[Excerpts from a figure dataset]
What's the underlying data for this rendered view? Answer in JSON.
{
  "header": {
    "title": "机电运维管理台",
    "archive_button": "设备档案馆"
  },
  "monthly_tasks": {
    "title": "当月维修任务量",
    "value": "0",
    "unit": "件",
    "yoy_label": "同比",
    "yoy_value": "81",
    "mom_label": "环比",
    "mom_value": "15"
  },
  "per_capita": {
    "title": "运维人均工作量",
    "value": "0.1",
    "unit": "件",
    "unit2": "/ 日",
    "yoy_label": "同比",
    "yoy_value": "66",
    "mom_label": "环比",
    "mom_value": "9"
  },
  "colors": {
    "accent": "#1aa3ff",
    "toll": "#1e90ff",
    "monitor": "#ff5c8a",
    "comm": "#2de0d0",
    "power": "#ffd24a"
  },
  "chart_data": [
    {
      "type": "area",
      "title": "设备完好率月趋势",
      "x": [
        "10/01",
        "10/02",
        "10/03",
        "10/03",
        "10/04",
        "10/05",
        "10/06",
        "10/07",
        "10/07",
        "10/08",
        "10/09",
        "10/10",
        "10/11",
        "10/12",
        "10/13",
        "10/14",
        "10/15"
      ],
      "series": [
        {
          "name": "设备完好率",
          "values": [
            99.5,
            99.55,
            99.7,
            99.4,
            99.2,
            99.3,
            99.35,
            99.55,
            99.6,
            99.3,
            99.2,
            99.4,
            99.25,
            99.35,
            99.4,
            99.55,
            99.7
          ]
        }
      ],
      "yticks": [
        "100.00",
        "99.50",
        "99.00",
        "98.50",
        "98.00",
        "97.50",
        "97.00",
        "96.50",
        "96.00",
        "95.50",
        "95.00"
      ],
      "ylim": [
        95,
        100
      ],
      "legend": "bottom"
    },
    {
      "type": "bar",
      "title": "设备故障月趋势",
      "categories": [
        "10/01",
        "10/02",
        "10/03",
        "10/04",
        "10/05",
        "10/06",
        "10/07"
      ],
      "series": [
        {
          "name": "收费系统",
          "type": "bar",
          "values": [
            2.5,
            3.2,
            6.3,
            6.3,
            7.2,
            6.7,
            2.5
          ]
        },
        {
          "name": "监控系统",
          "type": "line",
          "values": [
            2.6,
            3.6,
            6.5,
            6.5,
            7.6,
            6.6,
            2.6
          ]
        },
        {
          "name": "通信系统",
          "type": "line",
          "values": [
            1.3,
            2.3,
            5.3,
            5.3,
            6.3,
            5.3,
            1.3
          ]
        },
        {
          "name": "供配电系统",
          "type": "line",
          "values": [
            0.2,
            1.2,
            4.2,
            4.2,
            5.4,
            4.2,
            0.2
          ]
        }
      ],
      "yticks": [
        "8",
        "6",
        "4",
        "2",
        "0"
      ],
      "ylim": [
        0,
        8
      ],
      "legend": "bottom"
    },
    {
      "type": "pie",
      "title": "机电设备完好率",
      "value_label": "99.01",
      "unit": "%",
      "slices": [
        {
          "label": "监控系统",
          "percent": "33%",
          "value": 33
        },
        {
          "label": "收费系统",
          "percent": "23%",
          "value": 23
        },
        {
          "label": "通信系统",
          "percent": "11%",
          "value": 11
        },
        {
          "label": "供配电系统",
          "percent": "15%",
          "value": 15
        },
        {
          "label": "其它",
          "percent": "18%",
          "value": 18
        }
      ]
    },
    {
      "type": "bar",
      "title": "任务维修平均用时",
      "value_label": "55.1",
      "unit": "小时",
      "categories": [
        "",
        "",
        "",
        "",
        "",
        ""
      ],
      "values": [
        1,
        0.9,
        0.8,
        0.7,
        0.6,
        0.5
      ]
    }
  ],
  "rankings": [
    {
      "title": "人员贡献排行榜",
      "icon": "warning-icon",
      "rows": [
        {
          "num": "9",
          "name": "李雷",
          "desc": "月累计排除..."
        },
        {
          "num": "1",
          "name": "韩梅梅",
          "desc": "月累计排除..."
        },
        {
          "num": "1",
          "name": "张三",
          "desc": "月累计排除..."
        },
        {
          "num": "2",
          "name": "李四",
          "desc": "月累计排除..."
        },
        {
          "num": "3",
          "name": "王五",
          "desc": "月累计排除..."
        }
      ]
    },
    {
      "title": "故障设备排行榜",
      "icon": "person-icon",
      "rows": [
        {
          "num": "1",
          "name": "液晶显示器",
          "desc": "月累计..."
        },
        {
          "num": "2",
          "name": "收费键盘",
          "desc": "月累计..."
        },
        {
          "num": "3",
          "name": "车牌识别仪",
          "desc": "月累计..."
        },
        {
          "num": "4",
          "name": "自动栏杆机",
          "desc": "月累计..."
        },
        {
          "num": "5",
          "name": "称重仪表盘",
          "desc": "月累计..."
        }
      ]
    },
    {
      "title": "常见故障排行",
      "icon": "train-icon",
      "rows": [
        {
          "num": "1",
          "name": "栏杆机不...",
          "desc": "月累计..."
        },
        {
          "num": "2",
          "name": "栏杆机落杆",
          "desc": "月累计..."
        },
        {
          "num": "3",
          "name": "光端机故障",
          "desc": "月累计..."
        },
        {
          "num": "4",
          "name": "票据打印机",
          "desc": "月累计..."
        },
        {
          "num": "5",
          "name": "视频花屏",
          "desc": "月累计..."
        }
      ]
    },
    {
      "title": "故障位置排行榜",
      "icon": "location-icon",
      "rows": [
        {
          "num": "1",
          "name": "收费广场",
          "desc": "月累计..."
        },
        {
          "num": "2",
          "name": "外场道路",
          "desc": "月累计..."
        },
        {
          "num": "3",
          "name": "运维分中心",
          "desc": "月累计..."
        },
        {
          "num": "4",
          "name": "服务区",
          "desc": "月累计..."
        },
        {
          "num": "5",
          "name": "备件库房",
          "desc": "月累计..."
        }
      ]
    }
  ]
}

#### [AIM]
Determine the number of lines containing "title". Write only that number.

#### [CORRECT ANSWER]
11